Data provided →
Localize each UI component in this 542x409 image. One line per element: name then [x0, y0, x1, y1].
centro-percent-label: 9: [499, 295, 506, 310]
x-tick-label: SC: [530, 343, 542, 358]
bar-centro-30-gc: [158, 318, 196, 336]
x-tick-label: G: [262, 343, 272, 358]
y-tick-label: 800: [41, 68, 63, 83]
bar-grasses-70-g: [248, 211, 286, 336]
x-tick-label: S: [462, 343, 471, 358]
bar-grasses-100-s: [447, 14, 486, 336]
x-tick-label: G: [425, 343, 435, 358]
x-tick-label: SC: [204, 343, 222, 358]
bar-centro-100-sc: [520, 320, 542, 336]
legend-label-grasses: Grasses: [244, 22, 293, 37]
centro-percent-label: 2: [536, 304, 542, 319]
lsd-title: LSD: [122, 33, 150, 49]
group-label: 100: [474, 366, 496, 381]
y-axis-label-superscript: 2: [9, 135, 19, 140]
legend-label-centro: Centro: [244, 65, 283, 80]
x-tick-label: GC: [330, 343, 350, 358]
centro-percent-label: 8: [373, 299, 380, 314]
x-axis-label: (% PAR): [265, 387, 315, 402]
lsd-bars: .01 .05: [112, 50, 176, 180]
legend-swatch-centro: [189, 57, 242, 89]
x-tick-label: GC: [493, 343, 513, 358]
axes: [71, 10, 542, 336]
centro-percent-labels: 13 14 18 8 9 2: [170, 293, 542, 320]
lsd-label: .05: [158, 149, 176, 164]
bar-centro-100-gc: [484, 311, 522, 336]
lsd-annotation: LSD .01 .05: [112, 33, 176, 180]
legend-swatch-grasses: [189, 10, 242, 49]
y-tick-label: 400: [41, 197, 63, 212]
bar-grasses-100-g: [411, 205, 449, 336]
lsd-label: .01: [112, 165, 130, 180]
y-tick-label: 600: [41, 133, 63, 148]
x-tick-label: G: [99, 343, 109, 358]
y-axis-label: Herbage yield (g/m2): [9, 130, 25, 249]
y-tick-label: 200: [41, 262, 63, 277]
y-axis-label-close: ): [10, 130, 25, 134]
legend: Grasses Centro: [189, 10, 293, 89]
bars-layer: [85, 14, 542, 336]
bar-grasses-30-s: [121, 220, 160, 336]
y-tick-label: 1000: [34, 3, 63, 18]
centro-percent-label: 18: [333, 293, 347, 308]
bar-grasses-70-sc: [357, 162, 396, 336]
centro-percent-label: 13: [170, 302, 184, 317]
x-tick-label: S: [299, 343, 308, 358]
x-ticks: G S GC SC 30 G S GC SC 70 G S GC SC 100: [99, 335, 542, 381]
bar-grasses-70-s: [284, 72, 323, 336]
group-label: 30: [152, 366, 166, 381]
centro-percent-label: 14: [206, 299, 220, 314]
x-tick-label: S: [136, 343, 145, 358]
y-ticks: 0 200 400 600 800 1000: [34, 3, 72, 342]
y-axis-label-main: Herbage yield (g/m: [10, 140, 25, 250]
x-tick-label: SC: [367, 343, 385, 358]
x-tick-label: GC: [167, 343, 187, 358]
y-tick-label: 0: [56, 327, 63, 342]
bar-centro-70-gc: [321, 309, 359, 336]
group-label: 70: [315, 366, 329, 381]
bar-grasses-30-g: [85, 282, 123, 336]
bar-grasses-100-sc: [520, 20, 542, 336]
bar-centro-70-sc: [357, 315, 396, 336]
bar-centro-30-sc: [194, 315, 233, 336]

Given instruction →
How many lines in the listing above contain the string "legend"? Reply with the number alone.

Expected output →
5